» DIRECTIVE: Give all of the lines again exactly as they read.

--- --- ---

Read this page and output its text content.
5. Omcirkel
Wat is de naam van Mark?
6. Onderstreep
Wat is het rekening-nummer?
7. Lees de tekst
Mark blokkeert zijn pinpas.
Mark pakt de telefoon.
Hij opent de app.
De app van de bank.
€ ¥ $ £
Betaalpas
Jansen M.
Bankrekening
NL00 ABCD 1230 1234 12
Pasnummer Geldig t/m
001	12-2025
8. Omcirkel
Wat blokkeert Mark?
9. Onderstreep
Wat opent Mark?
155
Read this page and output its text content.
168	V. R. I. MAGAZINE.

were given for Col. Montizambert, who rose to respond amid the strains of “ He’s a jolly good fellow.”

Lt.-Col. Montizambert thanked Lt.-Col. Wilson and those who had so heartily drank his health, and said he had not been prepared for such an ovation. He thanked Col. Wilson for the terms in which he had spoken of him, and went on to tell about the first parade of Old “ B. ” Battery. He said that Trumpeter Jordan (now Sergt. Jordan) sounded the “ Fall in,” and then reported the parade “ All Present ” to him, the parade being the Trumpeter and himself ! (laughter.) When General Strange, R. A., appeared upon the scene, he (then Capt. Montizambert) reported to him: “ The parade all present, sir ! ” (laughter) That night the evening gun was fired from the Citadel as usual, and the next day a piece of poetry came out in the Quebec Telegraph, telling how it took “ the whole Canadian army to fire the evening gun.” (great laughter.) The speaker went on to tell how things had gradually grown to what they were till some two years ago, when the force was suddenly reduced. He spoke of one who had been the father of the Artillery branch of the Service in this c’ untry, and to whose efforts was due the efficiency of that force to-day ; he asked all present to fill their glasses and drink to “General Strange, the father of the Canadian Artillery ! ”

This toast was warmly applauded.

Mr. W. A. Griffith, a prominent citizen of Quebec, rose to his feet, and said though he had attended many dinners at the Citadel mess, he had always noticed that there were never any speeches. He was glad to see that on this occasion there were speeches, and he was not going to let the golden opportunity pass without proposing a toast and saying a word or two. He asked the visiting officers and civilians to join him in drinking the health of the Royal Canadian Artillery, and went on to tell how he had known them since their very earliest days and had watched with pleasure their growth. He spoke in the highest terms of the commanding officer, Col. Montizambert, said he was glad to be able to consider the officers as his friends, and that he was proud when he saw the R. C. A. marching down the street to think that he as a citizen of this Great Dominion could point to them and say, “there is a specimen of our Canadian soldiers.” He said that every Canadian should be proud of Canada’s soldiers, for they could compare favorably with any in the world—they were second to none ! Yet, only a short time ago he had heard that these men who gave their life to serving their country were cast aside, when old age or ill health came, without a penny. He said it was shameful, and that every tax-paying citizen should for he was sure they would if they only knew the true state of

--- --- ---

» WORKED SOLUTION:
Read this page and output its text content.
5. Omcirkel
Wat is de naam van Mark?
6. Onderstreep
Wat is het rekening-nummer?
7. Lees de tekst
Mark blokkeert zijn pinpas.
Mark pakt de telefoon.
Hij opent de app.
De app van de bank.
€ ¥ $ £
Betaalpas
Jansen M.
Bankrekening
NL00 ABCD 1230 1234 12
Pasnummer Geldig t/m
001	12-2025
8. Omcirkel
Wat blokkeert Mark?
9. Onderstreep
Wat opent Mark?
155
Read this page and output its text content.
168	V. R. I. MAGAZINE.

were given for Col. Montizambert, who rose to respond amid the strains of “ He’s a jolly good fellow.”

Lt.-Col. Montizambert thanked Lt.-Col. Wilson and those who had so heartily drank his health, and said he had not been prepared for such an ovation. He thanked Col. Wilson for the terms in which he had spoken of him, and went on to tell about the first parade of Old “ B. ” Battery. He said that Trumpeter Jordan (now Sergt. Jordan) sounded the “ Fall in,” and then reported the parade “ All Present ” to him, the parade being the Trumpeter and himself ! (laughter.) When General Strange, R. A., appeared upon the scene, he (then Capt. Montizambert) reported to him: “ The parade all present, sir ! ” (laughter) That night the evening gun was fired from the Citadel as usual, and the next day a piece of poetry came out in the Quebec Telegraph, telling how it took “ the whole Canadian army to fire the evening gun.” (great laughter.) The speaker went on to tell how things had gradually grown to what they were till some two years ago, when the force was suddenly reduced. He spoke of one who had been the father of the Artillery branch of the Service in this c’ untry, and to whose efforts was due the efficiency of that force to-day ; he asked all present to fill their glasses and drink to “General Strange, the father of the Canadian Artillery ! ”

This toast was warmly applauded.

Mr. W. A. Griffith, a prominent citizen of Quebec, rose to his feet, and said though he had attended many dinners at the Citadel mess, he had always noticed that there were never any speeches. He was glad to see that on this occasion there were speeches, and he was not going to let the golden opportunity pass without proposing a toast and saying a word or two. He asked the visiting officers and civilians to join him in drinking the health of the Royal Canadian Artillery, and went on to tell how he had known them since their very earliest days and had watched with pleasure their growth. He spoke in the highest terms of the commanding officer, Col. Montizambert, said he was glad to be able to consider the officers as his friends, and that he was proud when he saw the R. C. A. marching down the street to think that he as a citizen of this Great Dominion could point to them and say, “there is a specimen of our Canadian soldiers.” He said that every Canadian should be proud of Canada’s soldiers, for they could compare favorably with any in the world—they were second to none ! Yet, only a short time ago he had heard that these men who gave their life to serving their country were cast aside, when old age or ill health came, without a penny. He said it was shameful, and that every tax-paying citizen should for he was sure they would if they only knew the true state of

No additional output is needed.